Return each line of the listing that contains the string "Delivery".

•••••

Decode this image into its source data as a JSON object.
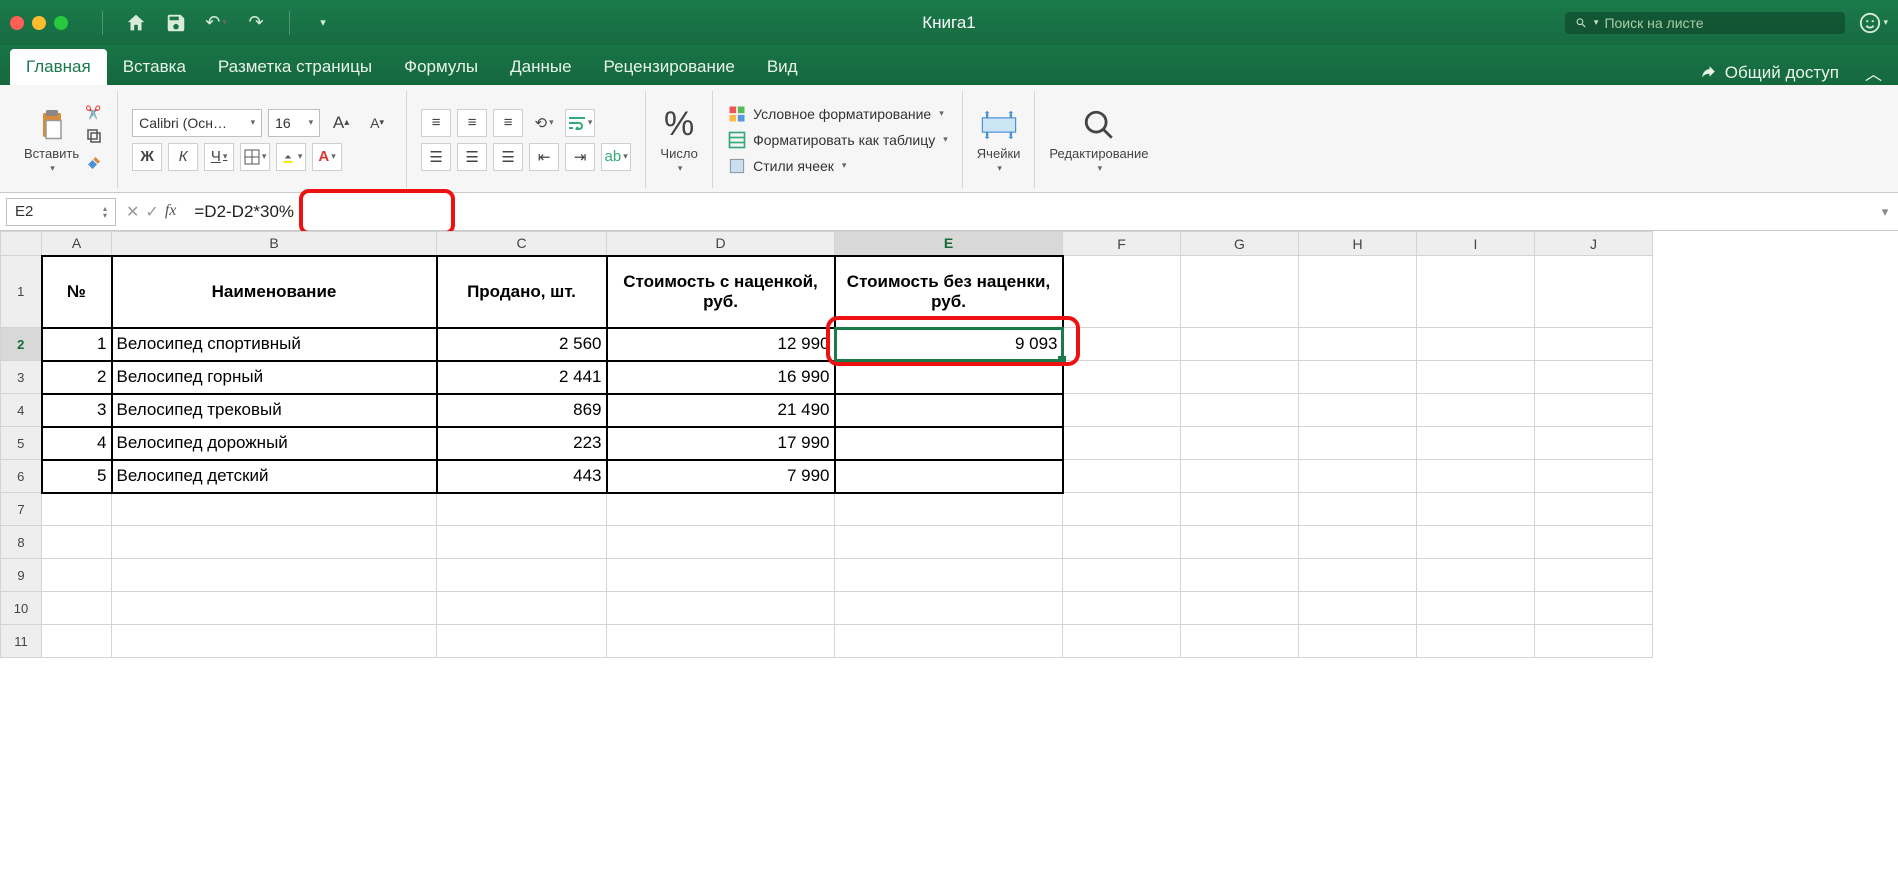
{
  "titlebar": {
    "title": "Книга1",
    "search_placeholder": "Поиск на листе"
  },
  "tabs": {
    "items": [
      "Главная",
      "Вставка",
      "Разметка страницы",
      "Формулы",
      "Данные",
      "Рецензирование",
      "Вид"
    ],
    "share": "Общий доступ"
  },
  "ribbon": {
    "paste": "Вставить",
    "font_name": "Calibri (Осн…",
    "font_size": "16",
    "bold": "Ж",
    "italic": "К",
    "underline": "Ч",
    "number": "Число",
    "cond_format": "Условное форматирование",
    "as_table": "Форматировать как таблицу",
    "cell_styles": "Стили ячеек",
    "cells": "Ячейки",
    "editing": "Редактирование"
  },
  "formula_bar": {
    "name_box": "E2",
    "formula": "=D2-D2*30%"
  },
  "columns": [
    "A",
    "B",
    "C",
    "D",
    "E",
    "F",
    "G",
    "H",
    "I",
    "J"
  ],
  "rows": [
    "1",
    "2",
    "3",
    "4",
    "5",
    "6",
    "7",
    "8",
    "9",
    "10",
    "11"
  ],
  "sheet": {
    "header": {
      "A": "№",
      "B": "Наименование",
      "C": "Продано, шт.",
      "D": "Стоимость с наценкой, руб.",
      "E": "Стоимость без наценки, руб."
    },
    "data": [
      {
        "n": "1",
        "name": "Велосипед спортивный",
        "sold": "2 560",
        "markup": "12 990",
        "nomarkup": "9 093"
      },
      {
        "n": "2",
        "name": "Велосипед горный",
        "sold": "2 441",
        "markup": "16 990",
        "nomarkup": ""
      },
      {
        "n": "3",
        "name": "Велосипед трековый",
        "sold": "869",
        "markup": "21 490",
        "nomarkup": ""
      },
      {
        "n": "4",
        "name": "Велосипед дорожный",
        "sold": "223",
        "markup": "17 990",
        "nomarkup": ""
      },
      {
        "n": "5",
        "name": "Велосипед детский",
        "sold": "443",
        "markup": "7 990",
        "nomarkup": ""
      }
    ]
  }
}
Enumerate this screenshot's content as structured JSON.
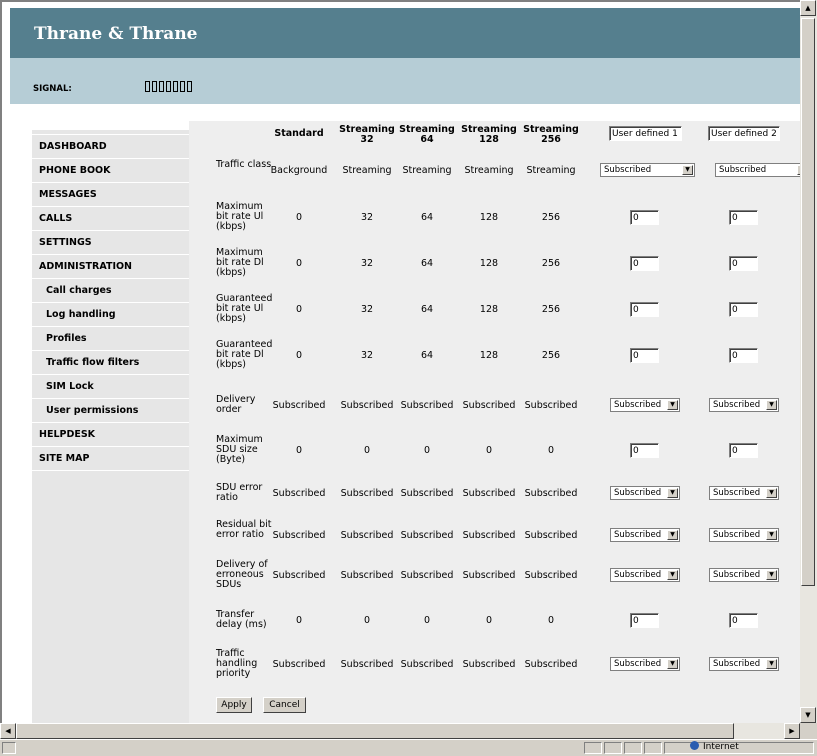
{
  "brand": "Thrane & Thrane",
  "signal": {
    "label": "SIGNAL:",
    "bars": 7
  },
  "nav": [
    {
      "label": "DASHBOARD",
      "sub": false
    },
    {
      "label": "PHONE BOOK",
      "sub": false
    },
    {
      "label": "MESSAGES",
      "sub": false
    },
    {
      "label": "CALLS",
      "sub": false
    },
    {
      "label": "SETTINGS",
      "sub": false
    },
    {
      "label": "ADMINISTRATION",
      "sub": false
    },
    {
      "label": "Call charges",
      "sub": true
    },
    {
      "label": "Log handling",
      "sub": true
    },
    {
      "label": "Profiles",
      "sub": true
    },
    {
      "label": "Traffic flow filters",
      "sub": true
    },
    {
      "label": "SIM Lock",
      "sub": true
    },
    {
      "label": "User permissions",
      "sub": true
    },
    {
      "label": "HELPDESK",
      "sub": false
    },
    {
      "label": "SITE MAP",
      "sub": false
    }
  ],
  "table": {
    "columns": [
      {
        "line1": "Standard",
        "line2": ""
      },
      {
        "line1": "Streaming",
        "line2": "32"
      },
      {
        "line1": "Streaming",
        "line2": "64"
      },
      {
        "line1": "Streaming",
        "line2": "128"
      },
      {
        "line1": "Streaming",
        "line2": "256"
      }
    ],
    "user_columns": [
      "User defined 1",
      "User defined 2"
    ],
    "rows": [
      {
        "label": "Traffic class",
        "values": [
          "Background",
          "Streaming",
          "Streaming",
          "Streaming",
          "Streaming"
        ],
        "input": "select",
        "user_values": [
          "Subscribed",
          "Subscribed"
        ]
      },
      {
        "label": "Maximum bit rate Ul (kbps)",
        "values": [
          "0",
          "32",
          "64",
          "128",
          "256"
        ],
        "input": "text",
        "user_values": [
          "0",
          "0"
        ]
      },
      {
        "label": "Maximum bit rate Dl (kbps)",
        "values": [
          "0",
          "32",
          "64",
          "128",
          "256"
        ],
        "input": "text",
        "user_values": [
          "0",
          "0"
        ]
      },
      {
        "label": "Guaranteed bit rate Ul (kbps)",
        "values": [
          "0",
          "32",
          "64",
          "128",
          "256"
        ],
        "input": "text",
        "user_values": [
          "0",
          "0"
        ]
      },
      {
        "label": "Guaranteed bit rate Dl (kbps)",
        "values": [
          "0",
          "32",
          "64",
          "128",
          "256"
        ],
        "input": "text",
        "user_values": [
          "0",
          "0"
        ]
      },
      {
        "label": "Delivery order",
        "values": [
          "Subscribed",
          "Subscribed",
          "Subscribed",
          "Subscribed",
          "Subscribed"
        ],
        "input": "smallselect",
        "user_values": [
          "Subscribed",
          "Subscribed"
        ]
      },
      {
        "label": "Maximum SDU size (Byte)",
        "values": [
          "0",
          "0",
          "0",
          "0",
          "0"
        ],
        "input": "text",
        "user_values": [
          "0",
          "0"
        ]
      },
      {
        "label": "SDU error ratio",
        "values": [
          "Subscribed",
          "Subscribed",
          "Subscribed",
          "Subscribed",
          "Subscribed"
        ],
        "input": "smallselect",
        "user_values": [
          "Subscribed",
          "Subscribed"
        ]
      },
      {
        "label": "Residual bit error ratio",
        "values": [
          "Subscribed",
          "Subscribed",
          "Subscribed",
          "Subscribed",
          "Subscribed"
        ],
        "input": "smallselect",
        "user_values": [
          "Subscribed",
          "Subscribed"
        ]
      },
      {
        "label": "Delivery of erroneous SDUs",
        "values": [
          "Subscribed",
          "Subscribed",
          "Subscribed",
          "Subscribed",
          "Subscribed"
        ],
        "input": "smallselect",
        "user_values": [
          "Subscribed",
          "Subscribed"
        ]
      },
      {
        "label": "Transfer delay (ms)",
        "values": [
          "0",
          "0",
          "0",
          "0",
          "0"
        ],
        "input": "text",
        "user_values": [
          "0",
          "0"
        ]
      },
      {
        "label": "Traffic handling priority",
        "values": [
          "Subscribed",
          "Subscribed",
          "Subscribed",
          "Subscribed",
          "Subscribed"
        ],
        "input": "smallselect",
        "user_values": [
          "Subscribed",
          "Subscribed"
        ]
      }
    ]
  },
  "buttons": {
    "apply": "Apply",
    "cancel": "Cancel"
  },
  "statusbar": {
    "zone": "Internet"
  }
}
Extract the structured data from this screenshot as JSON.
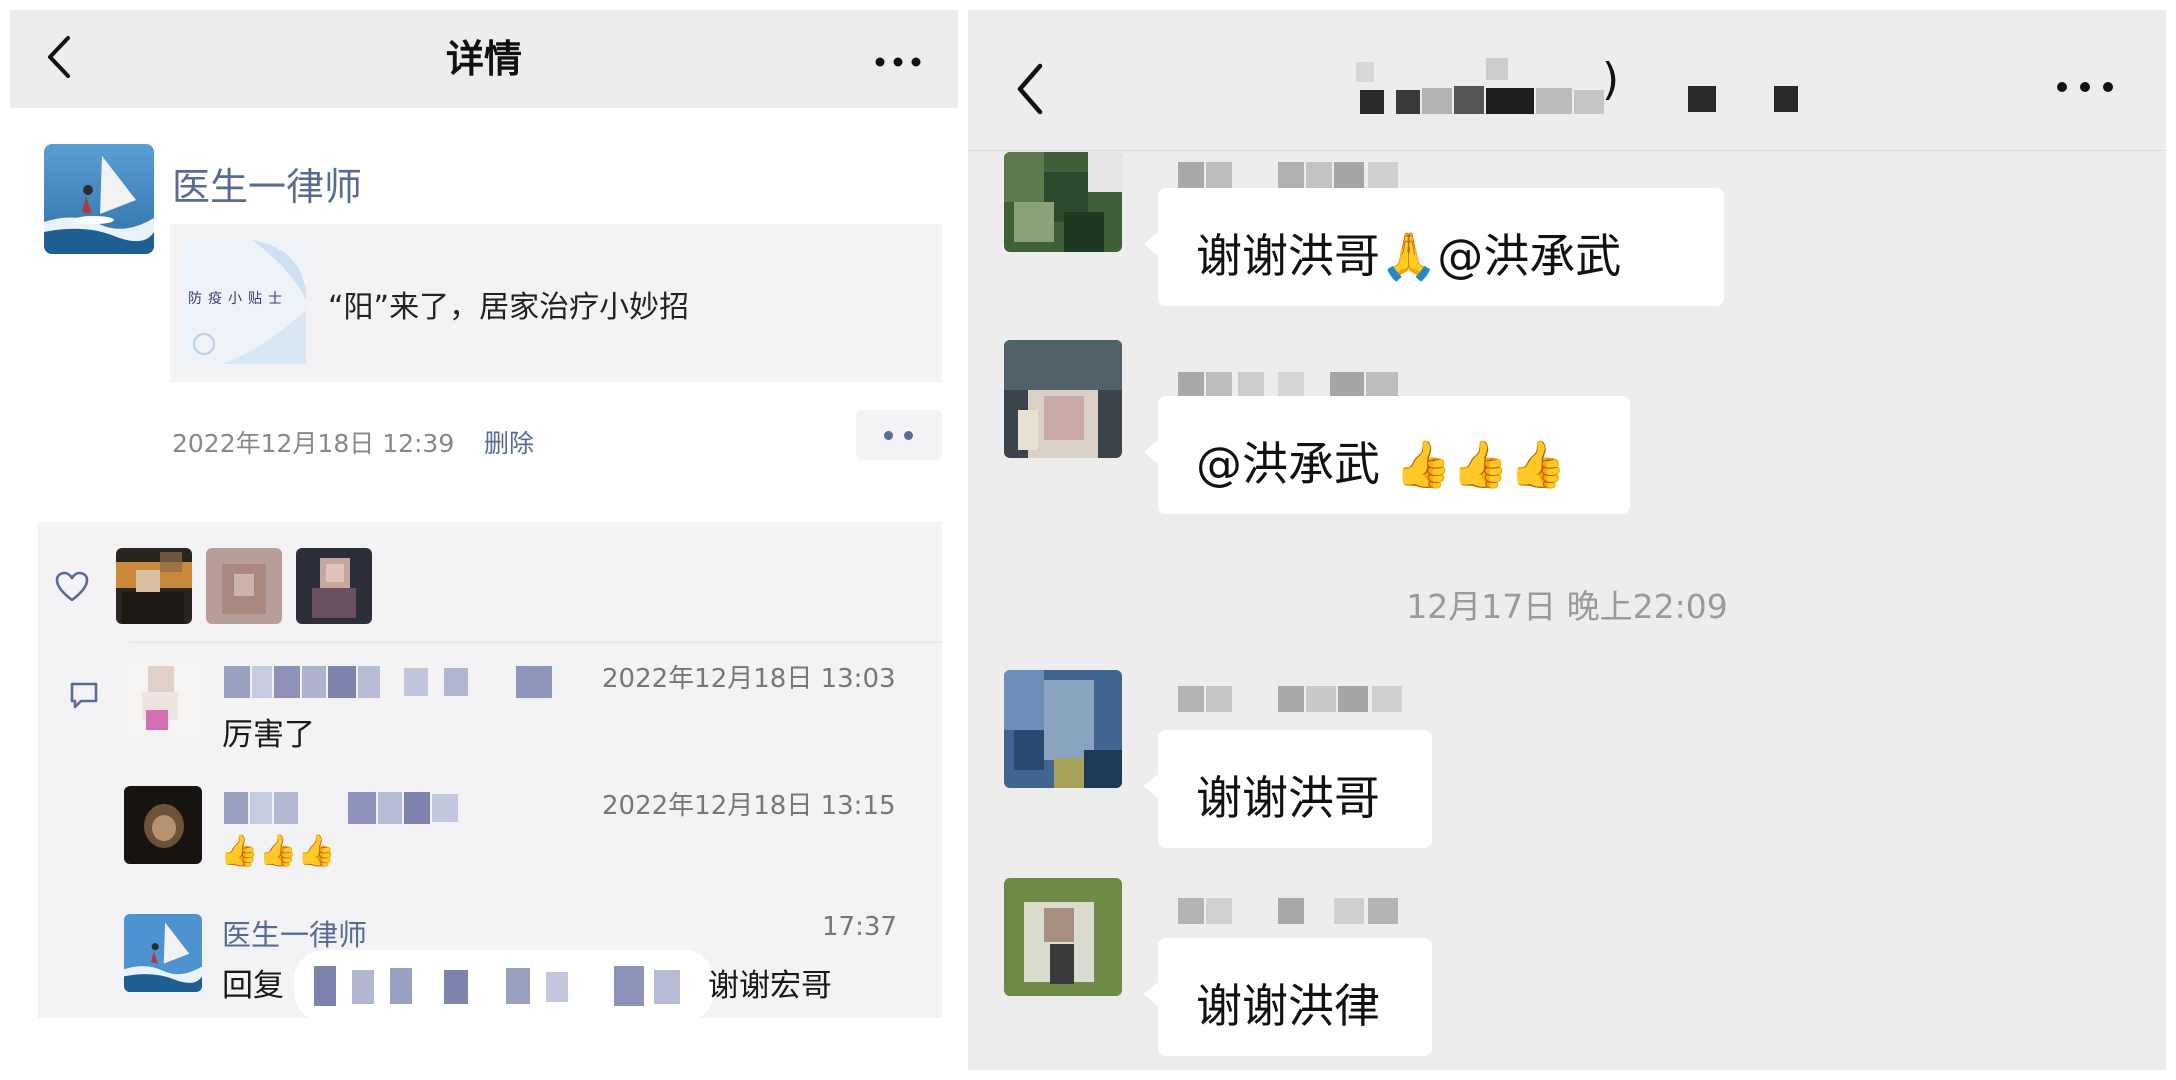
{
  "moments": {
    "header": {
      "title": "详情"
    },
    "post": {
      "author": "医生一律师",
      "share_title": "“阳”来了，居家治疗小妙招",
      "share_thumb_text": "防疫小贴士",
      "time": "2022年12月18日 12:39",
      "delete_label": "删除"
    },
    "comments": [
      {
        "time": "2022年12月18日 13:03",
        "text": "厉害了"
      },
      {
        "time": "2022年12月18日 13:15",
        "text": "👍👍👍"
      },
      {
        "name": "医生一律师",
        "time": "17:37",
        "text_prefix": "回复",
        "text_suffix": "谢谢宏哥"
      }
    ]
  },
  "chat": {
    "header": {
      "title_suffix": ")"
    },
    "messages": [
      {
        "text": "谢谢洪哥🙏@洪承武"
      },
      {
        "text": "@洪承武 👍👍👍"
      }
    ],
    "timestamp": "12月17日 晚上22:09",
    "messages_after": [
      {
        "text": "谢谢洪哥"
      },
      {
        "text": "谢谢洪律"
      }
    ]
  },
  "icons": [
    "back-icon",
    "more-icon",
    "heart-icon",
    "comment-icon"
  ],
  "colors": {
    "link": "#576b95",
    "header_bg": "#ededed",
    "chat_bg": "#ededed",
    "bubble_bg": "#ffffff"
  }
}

•••••

→ REPLY:
        "label": "Delivery order",
        "label": "Delivery of erroneous SDUs",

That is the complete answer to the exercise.